▶ THE EXERCISE: Say the number of lines containing the string "items", and say nothing else.

-------------------------

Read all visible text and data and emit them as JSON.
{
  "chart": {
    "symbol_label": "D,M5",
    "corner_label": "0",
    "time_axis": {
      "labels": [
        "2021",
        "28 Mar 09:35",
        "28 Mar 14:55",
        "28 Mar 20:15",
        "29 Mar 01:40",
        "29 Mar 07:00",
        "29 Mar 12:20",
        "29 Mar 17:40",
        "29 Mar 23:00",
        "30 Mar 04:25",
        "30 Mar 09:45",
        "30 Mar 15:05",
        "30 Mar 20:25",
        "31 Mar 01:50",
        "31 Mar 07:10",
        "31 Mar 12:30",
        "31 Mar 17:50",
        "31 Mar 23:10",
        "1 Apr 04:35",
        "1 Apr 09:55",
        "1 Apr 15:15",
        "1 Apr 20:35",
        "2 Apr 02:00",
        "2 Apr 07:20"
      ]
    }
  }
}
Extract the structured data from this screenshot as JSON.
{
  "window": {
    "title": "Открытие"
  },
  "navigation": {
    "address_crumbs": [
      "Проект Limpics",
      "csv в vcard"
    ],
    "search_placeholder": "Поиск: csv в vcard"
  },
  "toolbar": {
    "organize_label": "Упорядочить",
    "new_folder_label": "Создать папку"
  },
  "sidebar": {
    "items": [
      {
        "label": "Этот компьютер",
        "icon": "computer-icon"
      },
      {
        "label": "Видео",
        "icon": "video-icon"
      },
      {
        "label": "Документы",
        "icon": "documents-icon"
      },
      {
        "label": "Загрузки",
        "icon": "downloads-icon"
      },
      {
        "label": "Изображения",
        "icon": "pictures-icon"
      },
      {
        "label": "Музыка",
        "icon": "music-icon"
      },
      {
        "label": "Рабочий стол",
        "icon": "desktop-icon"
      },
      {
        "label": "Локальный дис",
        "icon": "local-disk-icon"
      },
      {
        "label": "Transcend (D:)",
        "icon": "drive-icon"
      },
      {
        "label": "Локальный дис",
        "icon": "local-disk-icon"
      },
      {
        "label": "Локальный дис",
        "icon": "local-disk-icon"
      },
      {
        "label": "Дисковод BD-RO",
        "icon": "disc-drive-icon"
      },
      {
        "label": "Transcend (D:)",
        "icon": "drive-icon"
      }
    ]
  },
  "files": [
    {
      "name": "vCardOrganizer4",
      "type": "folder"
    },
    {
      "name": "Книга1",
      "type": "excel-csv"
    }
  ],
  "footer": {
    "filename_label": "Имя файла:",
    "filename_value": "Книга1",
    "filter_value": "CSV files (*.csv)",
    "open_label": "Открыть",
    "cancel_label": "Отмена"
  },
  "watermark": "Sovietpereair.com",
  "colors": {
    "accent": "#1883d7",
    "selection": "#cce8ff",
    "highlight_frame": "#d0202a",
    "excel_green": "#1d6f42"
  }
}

-------------------------

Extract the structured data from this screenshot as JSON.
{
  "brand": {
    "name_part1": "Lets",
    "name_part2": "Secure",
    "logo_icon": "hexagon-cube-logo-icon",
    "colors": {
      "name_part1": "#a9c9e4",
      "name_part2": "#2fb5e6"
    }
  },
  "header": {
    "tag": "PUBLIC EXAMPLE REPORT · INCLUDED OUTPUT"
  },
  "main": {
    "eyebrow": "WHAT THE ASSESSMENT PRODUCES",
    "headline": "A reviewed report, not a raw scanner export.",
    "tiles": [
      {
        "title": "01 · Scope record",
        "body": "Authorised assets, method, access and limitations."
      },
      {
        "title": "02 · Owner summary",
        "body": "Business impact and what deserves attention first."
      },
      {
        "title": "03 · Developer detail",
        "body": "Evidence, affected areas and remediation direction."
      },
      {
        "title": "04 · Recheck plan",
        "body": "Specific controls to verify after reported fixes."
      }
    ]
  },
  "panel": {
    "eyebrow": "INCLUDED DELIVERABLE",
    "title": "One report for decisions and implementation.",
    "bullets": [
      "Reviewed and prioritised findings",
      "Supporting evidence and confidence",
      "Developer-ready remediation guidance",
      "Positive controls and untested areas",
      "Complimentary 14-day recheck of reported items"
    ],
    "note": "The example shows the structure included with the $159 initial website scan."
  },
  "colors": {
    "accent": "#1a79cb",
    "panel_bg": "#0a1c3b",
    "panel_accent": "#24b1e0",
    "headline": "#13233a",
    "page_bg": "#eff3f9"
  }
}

-------------------------

▶ EXERCISE RESULT: 2